Task inputs:
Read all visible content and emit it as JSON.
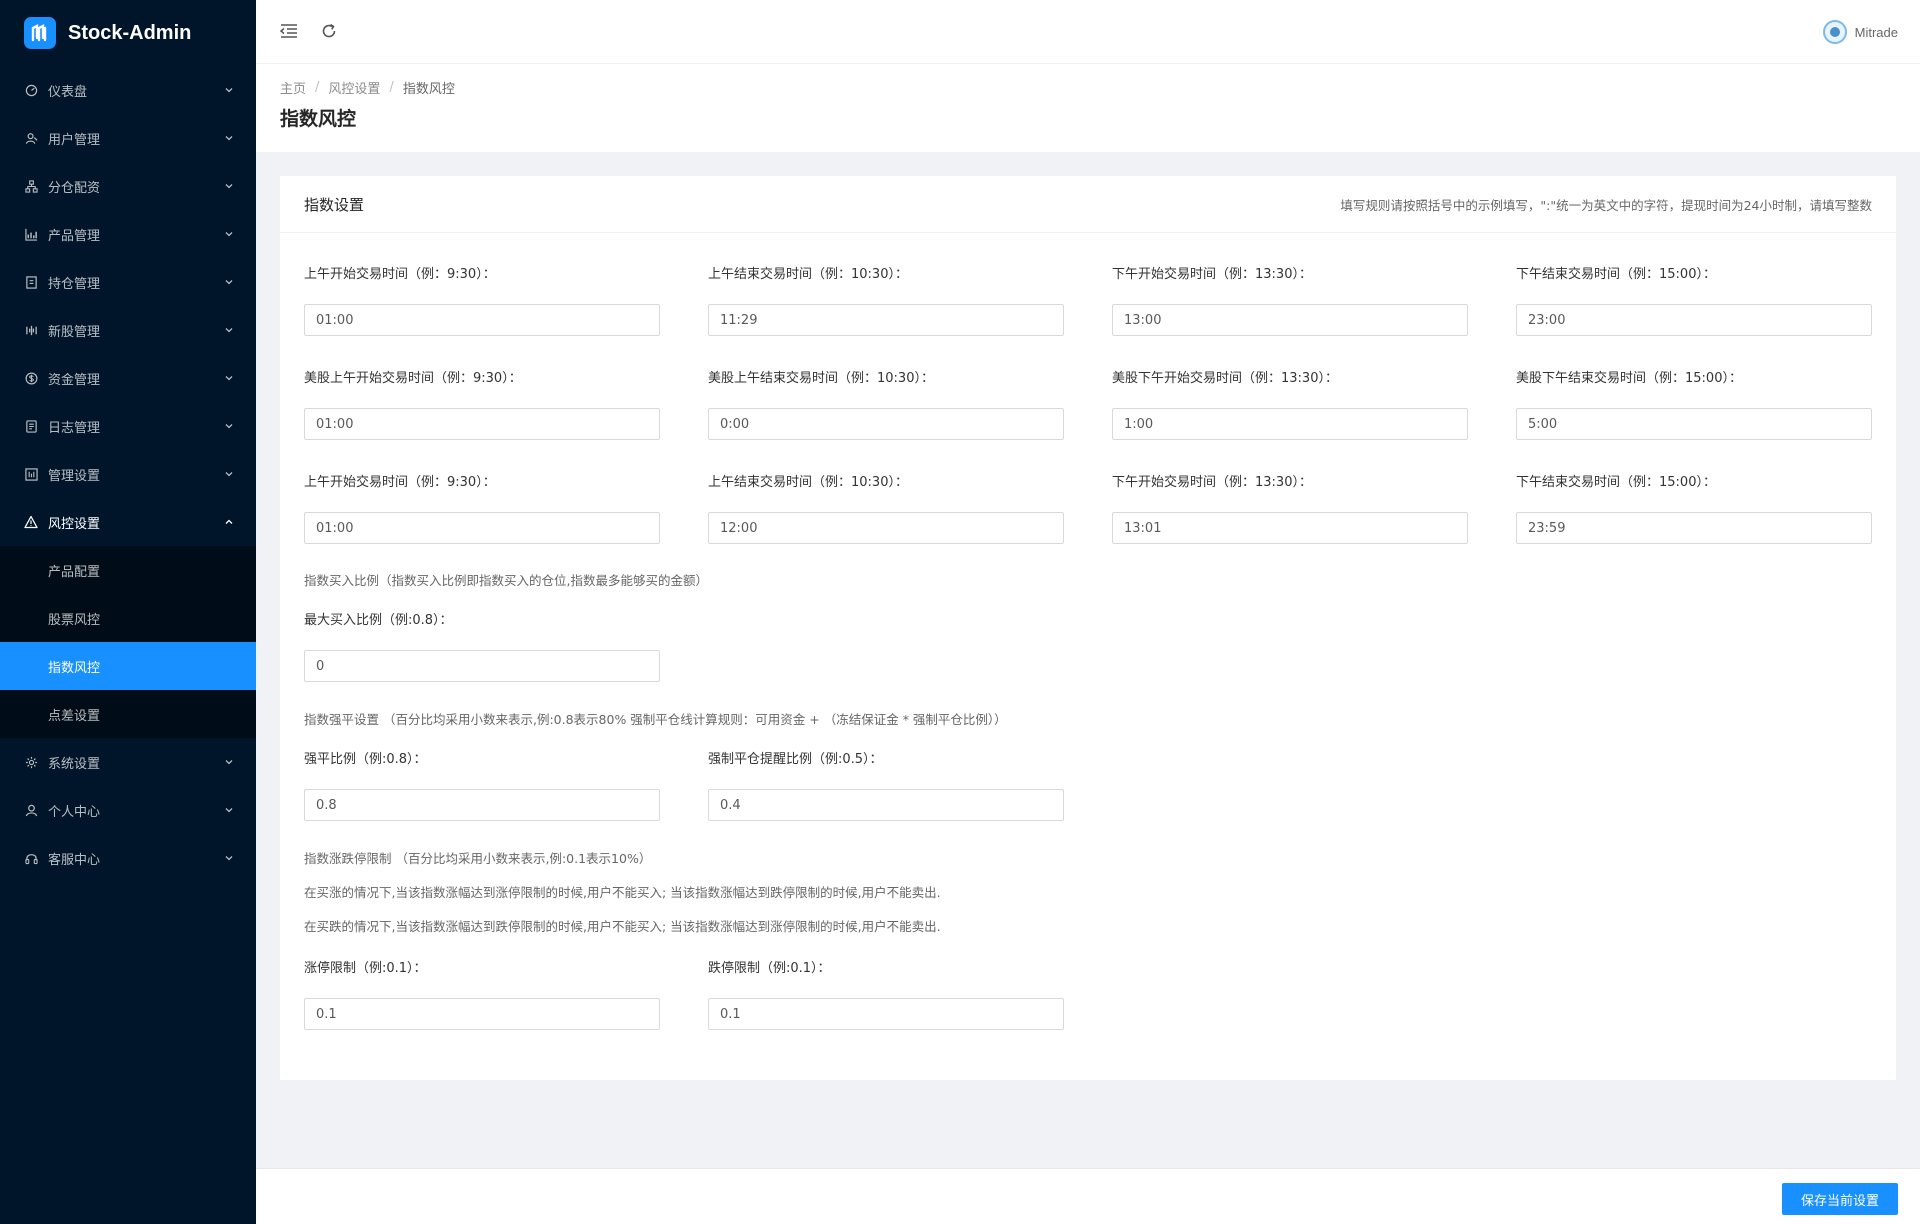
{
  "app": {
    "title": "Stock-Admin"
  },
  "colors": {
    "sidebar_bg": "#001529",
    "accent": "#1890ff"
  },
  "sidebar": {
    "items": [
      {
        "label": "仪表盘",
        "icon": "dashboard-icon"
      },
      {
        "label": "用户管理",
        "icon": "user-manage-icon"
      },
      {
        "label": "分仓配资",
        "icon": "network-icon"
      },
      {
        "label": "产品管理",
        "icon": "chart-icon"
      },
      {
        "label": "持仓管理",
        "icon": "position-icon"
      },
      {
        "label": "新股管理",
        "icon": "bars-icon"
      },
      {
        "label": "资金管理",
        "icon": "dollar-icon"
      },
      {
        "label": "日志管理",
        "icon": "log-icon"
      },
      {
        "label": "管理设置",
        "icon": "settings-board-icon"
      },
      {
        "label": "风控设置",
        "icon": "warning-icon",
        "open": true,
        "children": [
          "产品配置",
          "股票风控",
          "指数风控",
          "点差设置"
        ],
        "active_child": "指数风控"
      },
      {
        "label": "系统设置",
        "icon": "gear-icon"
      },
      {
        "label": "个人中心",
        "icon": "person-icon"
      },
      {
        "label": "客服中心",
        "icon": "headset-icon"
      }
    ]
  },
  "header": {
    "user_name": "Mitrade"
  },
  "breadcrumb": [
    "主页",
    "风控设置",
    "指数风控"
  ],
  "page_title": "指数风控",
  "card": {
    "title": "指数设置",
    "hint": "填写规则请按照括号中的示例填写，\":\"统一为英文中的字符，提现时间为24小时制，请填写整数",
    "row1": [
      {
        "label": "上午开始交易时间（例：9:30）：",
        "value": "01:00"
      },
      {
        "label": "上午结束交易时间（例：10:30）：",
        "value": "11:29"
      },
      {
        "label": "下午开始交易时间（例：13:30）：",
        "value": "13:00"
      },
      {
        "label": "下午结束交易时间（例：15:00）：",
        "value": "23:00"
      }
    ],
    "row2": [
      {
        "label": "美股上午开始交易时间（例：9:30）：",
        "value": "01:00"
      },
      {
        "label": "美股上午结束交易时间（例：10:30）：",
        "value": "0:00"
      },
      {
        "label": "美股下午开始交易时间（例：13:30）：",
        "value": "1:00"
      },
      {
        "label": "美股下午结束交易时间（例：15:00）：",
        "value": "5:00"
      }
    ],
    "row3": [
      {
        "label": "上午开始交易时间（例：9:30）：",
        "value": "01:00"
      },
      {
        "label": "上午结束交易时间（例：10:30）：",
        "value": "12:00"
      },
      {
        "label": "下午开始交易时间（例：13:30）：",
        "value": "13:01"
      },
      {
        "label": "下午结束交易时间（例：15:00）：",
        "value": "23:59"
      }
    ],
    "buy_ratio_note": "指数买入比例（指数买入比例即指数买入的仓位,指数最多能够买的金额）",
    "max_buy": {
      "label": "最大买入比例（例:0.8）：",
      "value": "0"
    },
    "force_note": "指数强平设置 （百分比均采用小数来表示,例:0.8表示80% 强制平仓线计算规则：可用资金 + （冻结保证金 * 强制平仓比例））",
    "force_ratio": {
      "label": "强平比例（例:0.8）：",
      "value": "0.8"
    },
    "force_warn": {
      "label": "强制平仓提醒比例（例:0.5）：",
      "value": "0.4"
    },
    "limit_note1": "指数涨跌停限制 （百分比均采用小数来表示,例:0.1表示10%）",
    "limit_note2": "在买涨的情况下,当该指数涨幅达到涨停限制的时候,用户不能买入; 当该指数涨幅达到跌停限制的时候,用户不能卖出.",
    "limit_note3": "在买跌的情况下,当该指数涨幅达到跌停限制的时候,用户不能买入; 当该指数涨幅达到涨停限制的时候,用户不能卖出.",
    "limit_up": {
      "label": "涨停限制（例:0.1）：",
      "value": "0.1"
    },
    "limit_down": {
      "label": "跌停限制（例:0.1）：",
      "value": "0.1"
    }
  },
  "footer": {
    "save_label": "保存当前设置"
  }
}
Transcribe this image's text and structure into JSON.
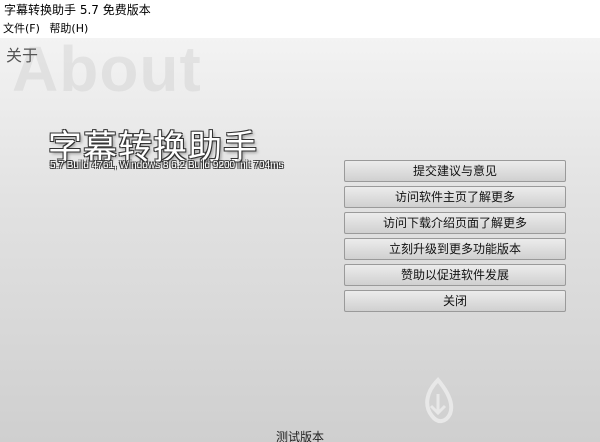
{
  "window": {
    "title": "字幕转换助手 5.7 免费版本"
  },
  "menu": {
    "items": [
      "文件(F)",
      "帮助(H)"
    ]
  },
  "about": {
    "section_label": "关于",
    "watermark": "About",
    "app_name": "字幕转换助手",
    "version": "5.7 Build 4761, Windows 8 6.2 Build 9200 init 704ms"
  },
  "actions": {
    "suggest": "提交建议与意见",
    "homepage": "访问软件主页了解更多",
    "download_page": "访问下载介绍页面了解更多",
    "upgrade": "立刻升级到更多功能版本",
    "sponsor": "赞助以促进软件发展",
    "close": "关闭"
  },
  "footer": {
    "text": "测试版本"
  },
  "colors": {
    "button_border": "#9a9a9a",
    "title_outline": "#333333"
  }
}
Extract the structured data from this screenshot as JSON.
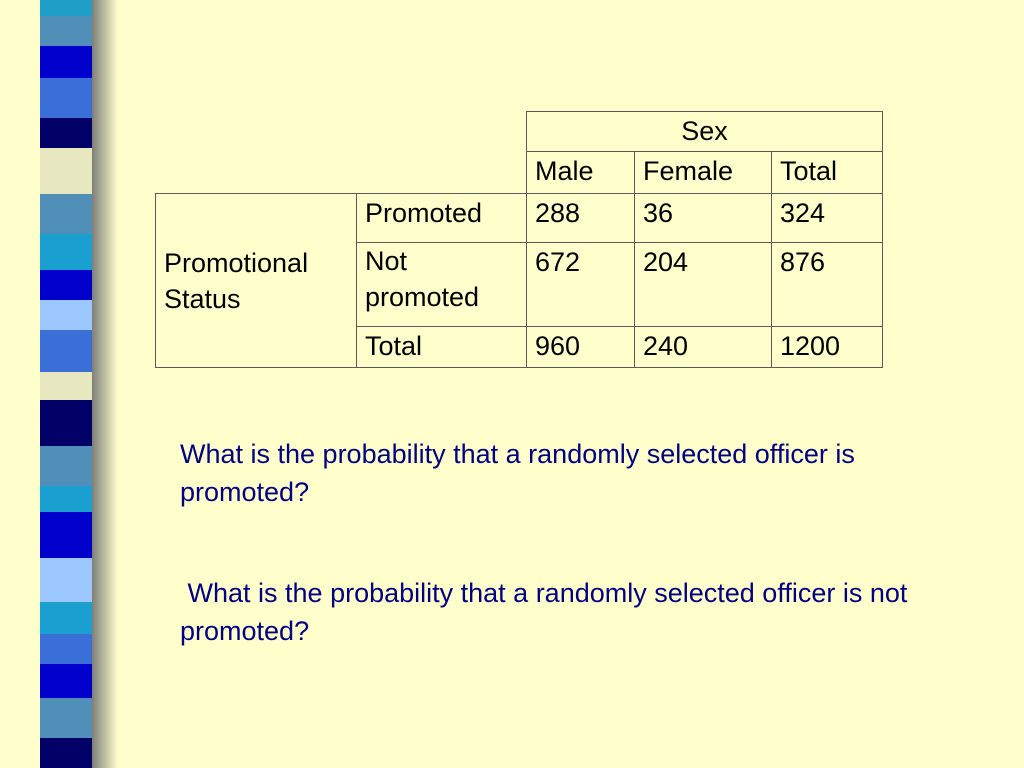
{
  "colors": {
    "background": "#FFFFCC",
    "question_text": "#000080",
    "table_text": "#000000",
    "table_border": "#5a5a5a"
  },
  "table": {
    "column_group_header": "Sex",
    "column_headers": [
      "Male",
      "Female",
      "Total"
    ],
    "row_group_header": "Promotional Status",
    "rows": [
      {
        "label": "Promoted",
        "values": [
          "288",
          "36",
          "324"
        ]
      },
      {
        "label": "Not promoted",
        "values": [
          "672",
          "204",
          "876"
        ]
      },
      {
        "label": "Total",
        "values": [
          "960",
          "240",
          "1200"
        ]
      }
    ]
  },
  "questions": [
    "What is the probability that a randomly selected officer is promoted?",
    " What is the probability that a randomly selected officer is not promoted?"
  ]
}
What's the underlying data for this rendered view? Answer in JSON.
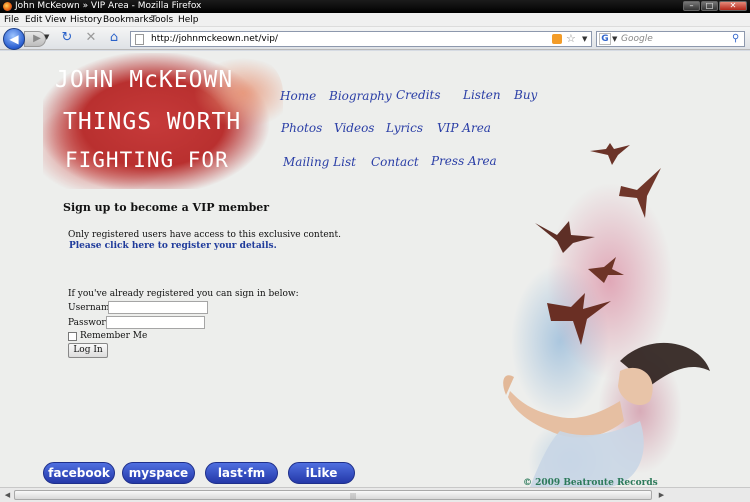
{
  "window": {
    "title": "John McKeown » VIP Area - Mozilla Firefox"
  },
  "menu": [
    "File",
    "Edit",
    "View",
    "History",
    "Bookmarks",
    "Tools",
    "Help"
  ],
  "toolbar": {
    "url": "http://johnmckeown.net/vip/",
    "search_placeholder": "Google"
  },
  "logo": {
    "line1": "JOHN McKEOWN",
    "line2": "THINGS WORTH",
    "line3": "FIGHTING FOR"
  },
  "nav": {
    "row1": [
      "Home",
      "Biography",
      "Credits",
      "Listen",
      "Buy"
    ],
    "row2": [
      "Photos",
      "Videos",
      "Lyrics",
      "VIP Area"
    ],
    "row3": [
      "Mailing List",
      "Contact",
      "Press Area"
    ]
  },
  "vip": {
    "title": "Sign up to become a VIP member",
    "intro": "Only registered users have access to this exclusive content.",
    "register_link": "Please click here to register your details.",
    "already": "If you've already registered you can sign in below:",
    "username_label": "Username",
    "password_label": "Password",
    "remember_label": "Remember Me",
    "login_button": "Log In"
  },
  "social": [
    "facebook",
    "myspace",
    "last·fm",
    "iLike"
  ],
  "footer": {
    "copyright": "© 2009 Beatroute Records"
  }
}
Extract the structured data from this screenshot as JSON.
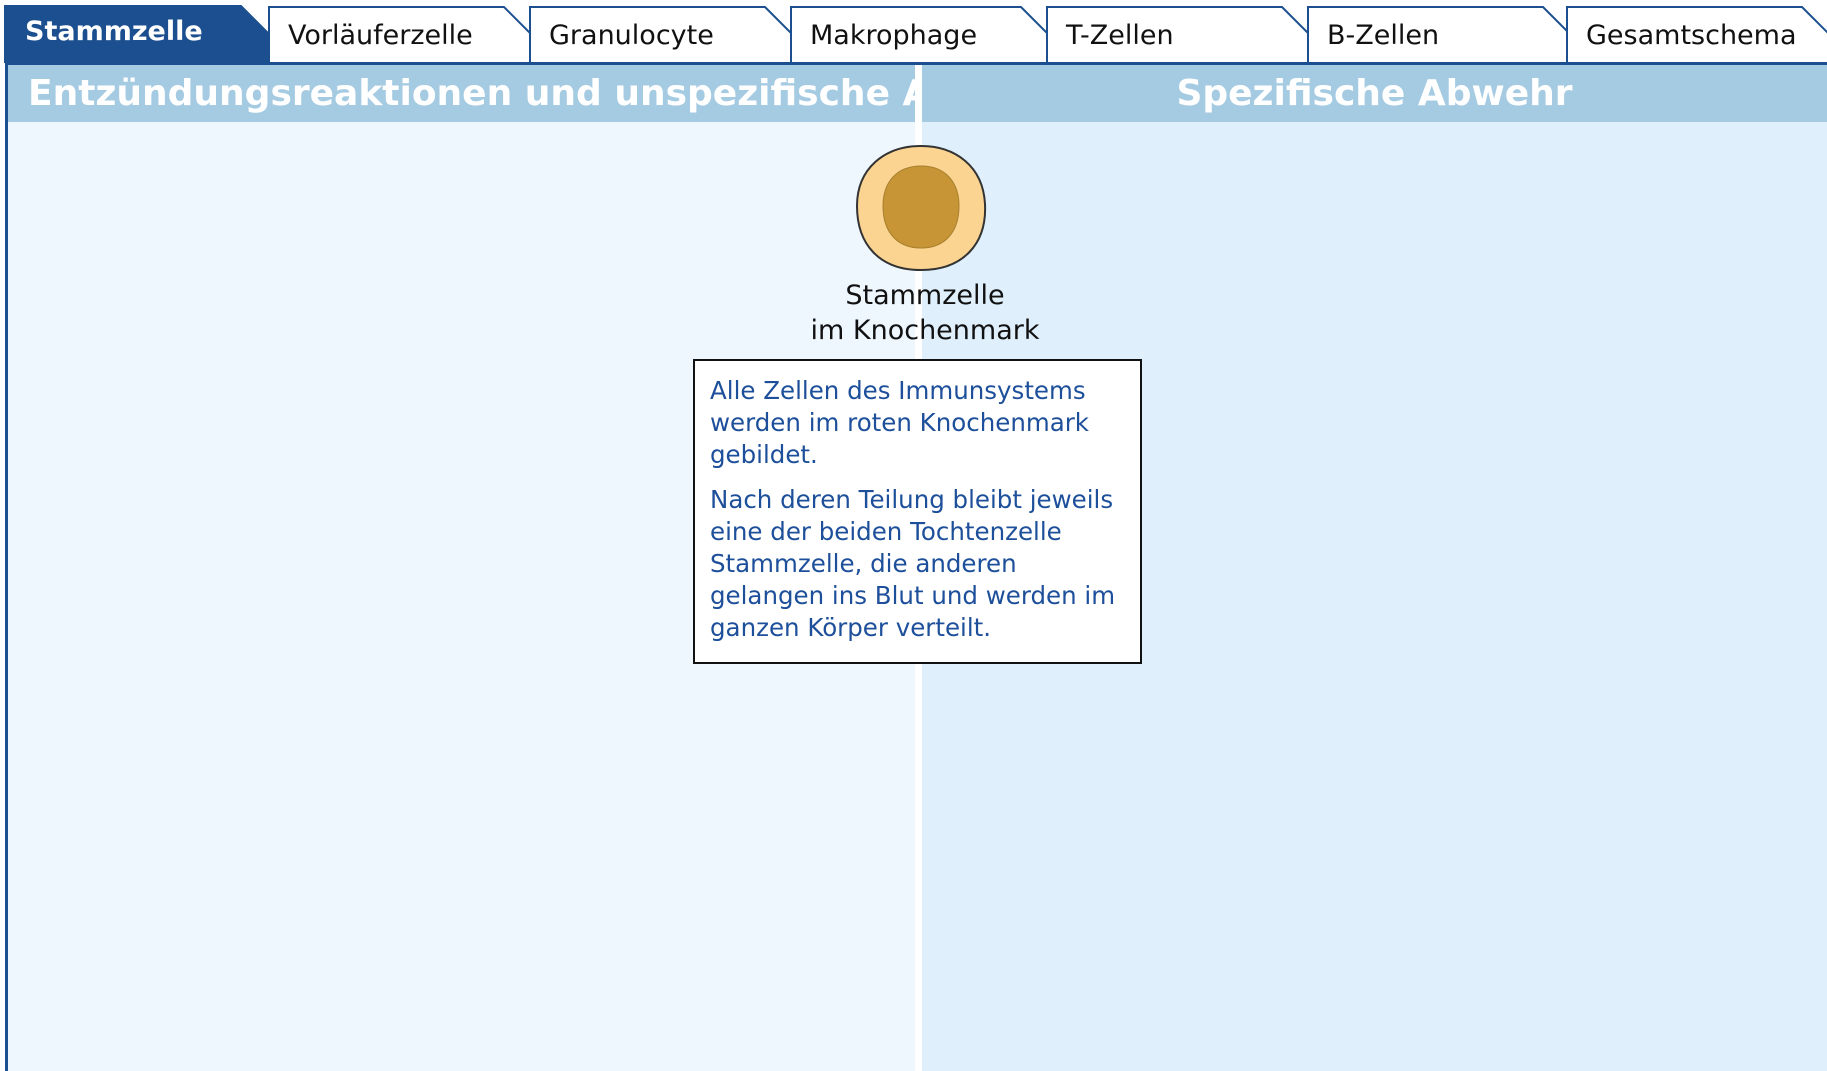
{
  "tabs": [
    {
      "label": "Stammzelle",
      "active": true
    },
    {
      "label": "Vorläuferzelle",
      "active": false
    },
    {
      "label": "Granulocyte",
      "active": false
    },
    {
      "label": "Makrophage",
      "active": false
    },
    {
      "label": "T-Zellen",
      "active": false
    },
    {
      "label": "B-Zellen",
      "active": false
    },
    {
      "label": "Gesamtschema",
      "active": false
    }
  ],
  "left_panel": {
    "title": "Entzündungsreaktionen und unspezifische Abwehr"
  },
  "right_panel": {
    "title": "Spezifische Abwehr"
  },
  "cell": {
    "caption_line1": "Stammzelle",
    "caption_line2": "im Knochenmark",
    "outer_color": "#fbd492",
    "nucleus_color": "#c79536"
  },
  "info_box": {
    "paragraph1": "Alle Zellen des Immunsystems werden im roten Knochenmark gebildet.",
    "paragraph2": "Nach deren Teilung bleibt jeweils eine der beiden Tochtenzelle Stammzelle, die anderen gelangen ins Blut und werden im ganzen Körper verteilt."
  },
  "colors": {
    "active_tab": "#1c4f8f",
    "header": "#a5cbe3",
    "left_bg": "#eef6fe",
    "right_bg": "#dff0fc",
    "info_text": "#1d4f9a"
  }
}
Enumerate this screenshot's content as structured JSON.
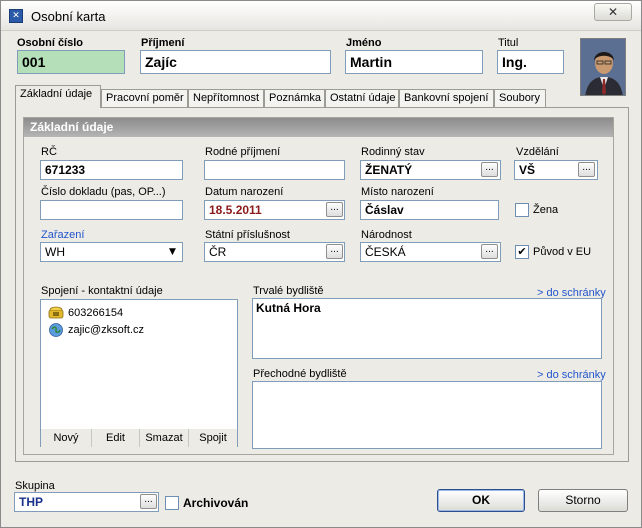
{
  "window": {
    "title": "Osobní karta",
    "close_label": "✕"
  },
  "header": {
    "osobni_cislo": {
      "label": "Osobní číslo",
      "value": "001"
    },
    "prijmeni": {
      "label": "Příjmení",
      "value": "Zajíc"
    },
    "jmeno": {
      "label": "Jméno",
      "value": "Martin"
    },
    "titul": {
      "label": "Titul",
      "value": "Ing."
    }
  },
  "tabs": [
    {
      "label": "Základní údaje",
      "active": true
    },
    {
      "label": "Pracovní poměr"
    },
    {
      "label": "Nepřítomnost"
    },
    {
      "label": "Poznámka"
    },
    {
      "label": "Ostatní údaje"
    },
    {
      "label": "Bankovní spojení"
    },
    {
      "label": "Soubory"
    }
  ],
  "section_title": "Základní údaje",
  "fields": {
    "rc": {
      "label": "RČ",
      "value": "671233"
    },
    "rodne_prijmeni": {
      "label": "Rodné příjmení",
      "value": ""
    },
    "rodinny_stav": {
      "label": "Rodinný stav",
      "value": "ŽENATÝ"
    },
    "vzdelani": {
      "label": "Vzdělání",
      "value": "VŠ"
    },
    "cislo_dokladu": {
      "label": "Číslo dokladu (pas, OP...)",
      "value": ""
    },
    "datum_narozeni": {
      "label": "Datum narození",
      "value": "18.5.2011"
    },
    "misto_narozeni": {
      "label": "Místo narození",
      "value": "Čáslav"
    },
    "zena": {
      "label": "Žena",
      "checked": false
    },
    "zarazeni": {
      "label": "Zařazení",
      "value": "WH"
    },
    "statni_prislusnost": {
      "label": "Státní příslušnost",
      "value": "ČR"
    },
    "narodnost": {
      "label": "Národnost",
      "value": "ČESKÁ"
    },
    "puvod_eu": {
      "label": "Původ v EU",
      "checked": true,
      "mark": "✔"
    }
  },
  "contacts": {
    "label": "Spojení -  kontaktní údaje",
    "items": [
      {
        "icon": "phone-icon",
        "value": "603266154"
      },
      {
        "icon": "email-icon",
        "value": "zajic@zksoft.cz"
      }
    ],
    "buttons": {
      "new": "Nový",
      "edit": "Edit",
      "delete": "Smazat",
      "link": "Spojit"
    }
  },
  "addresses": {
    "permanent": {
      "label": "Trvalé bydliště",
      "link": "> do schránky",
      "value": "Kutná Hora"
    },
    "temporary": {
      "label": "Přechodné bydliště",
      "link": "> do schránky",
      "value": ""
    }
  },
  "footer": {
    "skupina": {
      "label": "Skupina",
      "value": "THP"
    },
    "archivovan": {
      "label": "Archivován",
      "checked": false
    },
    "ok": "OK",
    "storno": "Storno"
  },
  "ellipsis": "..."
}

Work required: Collect the lines that hold "指数风控".

Answer to this exercise:
          "指数风控",
        "active_child": "指数风控"
    "指数风控"
  "page_title": "指数风控",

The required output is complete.